-- begin Records provided --

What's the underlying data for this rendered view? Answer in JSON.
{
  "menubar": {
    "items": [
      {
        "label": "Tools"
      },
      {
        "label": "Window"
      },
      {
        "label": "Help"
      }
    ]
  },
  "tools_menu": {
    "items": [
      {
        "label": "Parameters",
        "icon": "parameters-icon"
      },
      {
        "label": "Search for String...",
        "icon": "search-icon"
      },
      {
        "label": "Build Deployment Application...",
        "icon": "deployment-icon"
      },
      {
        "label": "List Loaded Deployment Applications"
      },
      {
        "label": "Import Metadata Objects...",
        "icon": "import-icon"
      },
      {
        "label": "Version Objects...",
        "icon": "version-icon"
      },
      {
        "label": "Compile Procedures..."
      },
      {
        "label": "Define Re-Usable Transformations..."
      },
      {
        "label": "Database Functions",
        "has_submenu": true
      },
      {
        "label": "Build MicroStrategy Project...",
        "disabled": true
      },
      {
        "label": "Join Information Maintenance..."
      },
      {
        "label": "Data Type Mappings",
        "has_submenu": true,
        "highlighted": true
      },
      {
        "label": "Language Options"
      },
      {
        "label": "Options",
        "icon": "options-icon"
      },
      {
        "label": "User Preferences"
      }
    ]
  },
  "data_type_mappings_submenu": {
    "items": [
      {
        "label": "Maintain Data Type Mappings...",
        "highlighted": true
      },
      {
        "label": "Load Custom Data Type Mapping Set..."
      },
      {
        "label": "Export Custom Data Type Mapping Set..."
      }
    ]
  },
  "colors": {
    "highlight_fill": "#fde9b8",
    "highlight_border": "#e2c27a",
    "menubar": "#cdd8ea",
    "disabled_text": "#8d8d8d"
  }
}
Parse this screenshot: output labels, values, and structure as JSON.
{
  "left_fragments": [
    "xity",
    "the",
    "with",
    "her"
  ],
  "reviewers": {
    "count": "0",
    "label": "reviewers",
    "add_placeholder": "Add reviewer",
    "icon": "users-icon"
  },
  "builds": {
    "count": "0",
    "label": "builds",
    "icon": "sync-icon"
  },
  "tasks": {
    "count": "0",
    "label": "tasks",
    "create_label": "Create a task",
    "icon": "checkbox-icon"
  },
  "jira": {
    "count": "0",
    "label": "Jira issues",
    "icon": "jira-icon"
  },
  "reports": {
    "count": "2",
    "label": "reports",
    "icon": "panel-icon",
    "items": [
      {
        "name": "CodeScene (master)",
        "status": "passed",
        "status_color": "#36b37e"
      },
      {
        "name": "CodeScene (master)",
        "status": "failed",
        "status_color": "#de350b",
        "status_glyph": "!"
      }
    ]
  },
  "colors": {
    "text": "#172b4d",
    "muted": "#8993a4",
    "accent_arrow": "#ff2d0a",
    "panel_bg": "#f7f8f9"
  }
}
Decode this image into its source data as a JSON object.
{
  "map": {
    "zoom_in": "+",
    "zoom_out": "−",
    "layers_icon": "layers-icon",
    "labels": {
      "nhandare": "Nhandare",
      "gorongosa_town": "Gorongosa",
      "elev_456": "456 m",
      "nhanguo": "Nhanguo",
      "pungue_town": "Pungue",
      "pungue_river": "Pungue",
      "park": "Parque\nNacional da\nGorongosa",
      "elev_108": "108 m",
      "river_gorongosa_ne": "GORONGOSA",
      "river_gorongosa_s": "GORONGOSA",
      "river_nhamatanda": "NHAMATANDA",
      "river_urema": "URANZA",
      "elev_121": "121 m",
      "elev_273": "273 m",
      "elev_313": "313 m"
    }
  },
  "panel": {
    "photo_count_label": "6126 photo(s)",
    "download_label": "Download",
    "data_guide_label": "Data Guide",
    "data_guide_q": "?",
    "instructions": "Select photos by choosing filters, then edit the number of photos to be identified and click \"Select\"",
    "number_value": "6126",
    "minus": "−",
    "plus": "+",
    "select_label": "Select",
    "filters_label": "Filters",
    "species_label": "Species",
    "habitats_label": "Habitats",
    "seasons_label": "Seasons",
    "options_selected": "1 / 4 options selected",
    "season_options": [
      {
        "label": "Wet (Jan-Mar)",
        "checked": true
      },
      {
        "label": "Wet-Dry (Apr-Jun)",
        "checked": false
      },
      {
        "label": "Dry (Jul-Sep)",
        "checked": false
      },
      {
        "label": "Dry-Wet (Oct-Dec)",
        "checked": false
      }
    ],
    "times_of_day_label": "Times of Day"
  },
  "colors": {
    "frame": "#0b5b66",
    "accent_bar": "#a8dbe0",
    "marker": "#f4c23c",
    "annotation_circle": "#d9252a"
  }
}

-- end Records provided --

Task
Copy all lines from the material that hold "Objects".

Task answer
        "label": "Import Metadata Objects...",
        "label": "Version Objects...",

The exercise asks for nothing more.